| Your instructions |
Find every line in the records that contains the string "asterisk", and copy each of those lines.

| Items |
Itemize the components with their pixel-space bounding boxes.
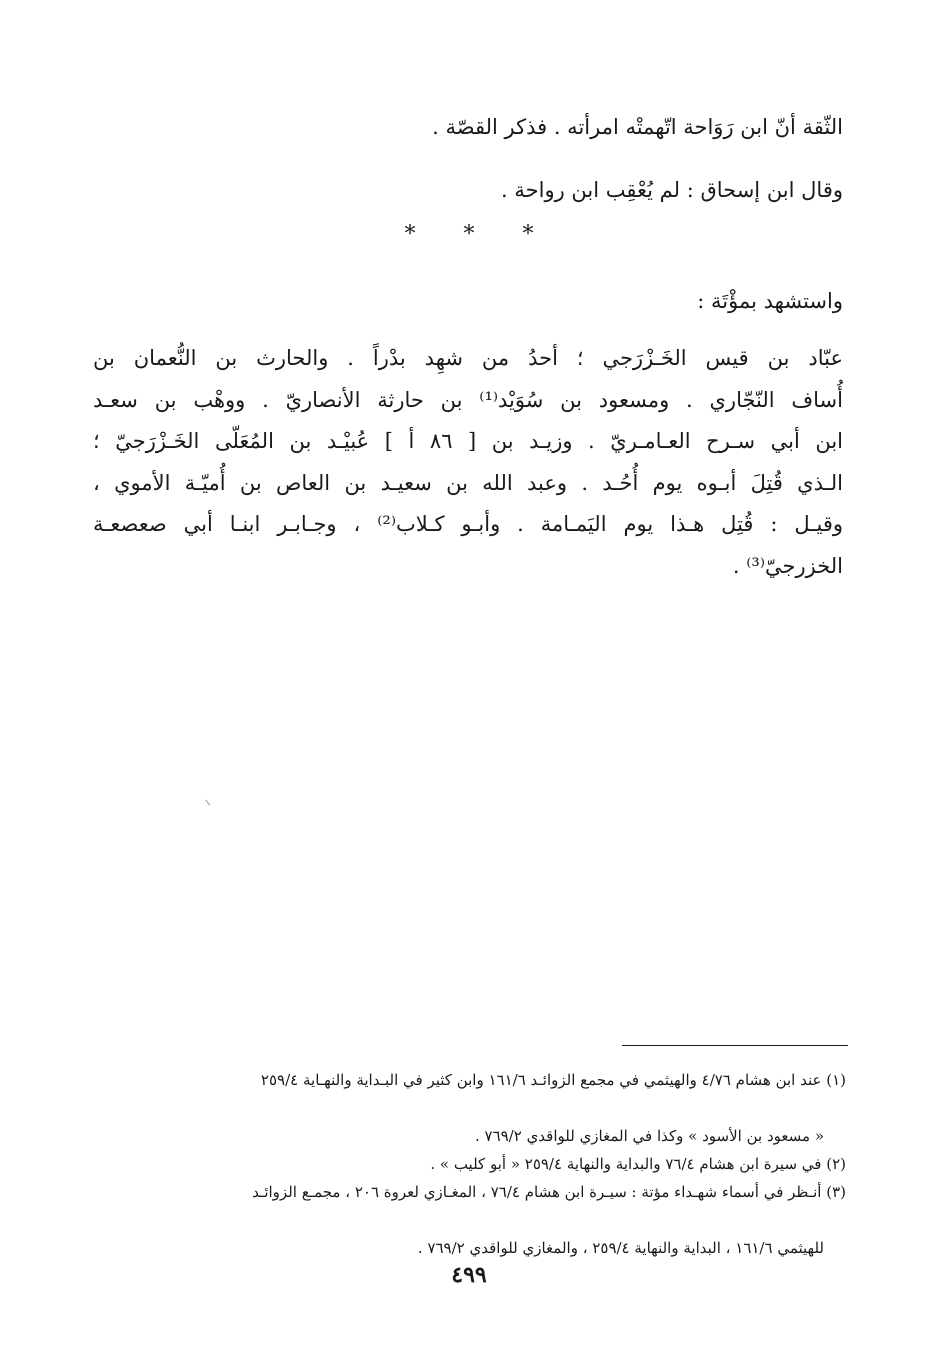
footnote-line: للهيثمي ١٦١/٦ ، البداية والنهاية ٢٥٩/٤ ، والمغازي للواقدي ٧٦٩/٢ .	[417, 1239, 824, 1257]
footnote-line: (١) عند ابن هشام ٤/٧٦ والهيثمي في مجمع الزوائـد ١٦١/٦ وابن كثير في البـداية والنهـاية ٢٥٩/٤	[260, 1071, 846, 1089]
heading-text: واستشهد بمؤْتَة :	[697, 289, 843, 313]
section-heading	[93, 282, 843, 320]
footnote-divider	[622, 1045, 848, 1046]
martyrs-paragraph	[93, 338, 843, 587]
footnote-line: (٢) في سيرة ابن هشام ٧٦/٤ والبداية والنهاية ٢٥٩/٤ « أبو كليب » .	[430, 1155, 846, 1173]
paragraph-line: ابن أبي سـرح العـامـريّ . وزيـد بن [ ٨٦ أ ] عُبيْـد بن المُعَلّى الخَـزْرَجيّ ؛	[93, 429, 843, 453]
text-line: الثّقة أنّ ابن رَوَاحة اتّهمتْه امرأته . فذكر القصّة .	[432, 115, 843, 139]
section-separator	[0, 222, 938, 247]
footnotes	[140, 1066, 846, 1262]
asterisk: *	[522, 222, 558, 247]
asterisk: *	[463, 222, 499, 247]
paragraph-line: وقيـل : قُتِل هـذا يوم اليَمـامة . وأبـو كـلاب⁽²⁾ ، وجـابـر ابنـا أبي صعصعـة	[93, 512, 843, 536]
footnote-3	[140, 1178, 846, 1262]
footnote-line: « مسعود بن الأسود » وكذا في المغازي للواقدي ٧٦٩/٢ .	[474, 1127, 824, 1145]
paragraph-line: الخزرجيّ⁽³⁾ .	[732, 553, 843, 578]
text-line-trust	[93, 108, 843, 146]
asterisk: *	[404, 222, 440, 247]
paragraph-line: عبّاد بن قيس الخَـزْرَجي ؛ أحدُ من شهِد بدْراً . والحارث بن النُّعمان بن	[93, 346, 843, 370]
footnote-line: (٣) أنـظر في أسماء شهـداء مؤتة : سيـرة ابن هشام ٧٦/٤ ، المغـازي لعروة ٢٠٦ ، مجمـع الزوائـد	[252, 1183, 846, 1201]
paragraph-line: أُساف النّجّاري . ومسعود بن سُوَيْد⁽¹⁾ بن حارثة الأنصاريّ . ووهْب بن سعـد	[93, 387, 843, 412]
text-line: وقال ابن إسحاق : لم يُعْقِب ابن رواحة .	[501, 178, 843, 202]
footnote-1	[140, 1066, 846, 1150]
footnote-2	[140, 1150, 846, 1178]
scan-speck	[205, 797, 213, 806]
paragraph-line: الـذي قُتِلَ أبـوه يوم أُحُـد . وعبد الله بن سعيـد بن العاص بن أُميّـة الأموي ،	[93, 470, 843, 495]
text-line-ibn-ishaq	[93, 171, 843, 209]
page-number: ٤٩٩	[451, 1262, 487, 1288]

| Complete output |
asterisk: *	[522, 222, 558, 247]
asterisk: *	[463, 222, 499, 247]
asterisk: *	[404, 222, 440, 247]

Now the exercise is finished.